● **Description of the task**:
Extract each line from the entries below that has the string "helps" in it.

● **Data for this exercise**:
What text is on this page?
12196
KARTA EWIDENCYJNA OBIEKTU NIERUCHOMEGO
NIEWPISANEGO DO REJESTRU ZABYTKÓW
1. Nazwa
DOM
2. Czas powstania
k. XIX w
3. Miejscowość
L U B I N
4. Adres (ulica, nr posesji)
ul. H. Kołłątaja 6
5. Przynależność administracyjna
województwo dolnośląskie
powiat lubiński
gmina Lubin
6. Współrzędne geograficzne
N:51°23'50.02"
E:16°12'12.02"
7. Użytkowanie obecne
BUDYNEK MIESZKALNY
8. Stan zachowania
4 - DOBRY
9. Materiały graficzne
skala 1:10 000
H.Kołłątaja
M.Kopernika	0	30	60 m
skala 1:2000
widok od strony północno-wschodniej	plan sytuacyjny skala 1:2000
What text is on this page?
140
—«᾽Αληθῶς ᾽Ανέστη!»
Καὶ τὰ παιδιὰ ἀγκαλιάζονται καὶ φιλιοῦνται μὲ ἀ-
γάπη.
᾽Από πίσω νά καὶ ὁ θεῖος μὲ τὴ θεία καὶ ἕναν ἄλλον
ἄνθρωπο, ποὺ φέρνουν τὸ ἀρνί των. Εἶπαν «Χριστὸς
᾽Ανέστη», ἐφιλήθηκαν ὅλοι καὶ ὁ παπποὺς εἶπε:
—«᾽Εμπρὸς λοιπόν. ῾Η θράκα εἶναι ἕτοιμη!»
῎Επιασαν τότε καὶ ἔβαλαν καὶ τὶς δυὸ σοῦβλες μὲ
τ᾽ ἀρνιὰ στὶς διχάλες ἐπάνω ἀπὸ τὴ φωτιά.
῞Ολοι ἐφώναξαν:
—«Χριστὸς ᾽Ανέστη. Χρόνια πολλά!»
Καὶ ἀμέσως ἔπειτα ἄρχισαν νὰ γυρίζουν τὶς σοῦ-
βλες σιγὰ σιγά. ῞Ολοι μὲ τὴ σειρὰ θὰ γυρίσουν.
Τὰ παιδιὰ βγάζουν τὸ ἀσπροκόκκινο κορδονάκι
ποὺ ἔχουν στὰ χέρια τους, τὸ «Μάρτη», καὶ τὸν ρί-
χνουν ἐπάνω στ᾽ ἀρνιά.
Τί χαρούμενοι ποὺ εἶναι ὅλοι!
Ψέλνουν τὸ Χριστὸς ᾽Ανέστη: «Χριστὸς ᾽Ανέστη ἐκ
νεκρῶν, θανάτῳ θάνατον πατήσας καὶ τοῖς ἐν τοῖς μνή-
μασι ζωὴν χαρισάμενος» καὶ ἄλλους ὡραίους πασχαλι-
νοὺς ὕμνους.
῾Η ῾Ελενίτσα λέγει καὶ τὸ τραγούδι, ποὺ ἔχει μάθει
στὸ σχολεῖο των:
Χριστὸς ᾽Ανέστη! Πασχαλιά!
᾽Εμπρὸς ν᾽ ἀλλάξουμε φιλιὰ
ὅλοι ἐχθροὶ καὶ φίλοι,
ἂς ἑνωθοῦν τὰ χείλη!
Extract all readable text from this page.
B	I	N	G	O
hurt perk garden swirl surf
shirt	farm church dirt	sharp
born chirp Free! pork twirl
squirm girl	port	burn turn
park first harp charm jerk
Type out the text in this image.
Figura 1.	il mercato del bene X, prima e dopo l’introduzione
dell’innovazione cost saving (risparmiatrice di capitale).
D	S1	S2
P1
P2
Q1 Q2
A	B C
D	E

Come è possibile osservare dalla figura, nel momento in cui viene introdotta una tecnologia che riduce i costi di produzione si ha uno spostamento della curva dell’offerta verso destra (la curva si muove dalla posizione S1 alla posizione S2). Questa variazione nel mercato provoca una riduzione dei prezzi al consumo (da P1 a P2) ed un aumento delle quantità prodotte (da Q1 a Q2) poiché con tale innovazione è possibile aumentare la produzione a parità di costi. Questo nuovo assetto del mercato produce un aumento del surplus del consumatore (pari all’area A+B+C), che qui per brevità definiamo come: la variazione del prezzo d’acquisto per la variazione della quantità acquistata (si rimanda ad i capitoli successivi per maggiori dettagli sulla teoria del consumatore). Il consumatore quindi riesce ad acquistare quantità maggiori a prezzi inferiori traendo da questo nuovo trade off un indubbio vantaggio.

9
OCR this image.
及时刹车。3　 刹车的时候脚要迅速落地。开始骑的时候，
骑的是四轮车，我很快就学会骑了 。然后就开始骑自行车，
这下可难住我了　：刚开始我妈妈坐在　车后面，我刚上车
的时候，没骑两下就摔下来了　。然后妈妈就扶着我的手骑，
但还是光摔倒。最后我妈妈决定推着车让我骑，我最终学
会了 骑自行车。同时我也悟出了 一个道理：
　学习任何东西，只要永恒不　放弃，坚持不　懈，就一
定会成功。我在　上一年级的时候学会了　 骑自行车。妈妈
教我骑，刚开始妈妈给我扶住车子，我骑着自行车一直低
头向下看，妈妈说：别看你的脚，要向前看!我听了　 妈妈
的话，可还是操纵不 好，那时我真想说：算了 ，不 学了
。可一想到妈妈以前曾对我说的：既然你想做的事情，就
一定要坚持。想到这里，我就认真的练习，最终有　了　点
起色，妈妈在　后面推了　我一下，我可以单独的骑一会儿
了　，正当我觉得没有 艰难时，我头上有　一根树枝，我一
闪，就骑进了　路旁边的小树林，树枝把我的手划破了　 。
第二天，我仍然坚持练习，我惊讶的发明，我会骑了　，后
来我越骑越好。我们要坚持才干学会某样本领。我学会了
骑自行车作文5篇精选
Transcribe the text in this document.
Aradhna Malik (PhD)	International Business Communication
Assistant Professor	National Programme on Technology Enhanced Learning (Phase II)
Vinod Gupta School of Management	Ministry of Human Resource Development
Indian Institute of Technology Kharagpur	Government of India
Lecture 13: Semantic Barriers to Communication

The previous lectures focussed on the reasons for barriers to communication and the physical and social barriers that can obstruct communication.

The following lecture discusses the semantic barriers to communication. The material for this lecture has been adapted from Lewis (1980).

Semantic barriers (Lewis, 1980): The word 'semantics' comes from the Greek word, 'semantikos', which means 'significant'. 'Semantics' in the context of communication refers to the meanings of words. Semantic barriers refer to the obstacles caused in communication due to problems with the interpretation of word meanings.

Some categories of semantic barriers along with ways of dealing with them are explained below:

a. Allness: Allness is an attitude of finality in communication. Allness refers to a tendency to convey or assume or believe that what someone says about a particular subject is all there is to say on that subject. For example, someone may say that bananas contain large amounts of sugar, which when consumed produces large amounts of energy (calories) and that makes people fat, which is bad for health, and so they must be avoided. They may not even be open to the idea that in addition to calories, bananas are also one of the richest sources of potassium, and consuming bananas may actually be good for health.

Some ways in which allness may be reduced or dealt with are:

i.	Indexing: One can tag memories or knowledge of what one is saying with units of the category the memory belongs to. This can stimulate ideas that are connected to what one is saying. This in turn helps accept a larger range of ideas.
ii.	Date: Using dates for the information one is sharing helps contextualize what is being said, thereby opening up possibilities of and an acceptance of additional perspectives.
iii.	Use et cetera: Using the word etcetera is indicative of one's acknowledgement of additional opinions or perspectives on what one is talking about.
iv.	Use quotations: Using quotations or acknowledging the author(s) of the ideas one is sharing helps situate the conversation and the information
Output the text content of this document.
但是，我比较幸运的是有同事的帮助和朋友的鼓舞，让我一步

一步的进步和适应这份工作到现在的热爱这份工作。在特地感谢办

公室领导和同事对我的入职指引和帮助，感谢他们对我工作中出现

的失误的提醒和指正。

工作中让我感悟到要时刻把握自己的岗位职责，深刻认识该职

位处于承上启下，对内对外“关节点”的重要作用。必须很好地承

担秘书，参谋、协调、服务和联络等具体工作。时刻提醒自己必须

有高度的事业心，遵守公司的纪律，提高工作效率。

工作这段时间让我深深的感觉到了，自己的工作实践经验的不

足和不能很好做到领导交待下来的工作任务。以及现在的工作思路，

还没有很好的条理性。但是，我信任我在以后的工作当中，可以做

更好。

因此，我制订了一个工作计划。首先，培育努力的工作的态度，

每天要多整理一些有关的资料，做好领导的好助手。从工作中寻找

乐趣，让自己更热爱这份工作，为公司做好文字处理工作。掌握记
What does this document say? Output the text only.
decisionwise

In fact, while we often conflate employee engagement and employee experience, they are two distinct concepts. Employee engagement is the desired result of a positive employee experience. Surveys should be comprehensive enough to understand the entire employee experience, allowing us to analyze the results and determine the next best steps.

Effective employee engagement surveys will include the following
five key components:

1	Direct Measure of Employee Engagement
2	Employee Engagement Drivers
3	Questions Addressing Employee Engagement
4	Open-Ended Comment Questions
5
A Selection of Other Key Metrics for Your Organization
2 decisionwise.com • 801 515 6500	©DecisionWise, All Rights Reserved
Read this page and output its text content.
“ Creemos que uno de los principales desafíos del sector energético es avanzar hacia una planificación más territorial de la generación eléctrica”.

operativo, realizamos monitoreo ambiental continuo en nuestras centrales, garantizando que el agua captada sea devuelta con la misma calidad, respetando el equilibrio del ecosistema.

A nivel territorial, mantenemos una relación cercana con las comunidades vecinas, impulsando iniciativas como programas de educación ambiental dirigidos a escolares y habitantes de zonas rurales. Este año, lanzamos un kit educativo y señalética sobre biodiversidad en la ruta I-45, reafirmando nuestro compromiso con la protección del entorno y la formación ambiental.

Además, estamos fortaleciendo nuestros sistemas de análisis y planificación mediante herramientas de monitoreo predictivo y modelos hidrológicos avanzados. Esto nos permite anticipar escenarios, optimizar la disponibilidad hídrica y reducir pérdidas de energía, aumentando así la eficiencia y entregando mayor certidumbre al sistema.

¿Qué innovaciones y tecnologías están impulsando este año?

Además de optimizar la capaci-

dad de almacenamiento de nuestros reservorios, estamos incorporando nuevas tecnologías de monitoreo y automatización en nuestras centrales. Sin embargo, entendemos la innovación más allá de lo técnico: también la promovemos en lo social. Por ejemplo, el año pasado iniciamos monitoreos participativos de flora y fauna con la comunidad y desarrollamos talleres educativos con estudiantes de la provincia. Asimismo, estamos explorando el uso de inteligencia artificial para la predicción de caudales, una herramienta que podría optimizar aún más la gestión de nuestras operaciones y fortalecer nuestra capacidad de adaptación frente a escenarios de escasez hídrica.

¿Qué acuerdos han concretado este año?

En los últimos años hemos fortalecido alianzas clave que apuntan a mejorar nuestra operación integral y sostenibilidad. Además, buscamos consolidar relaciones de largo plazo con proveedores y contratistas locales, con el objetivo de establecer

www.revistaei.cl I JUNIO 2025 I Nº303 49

● **Result of the task**:
i.	Indexing: One can tag memories or knowledge of what one is saying with units of the category the memory belongs to. This can stimulate ideas that are connected to what one is saying. This in turn helps accept a larger range of ideas.
ii.	Date: Using dates for the information one is sharing helps contextualize what is being said, thereby opening up possibilities of and an acceptance of additional perspectives.
iv.	Use quotations: Using quotations or acknowledging the author(s) of the ideas one is sharing helps situate the conversation and the information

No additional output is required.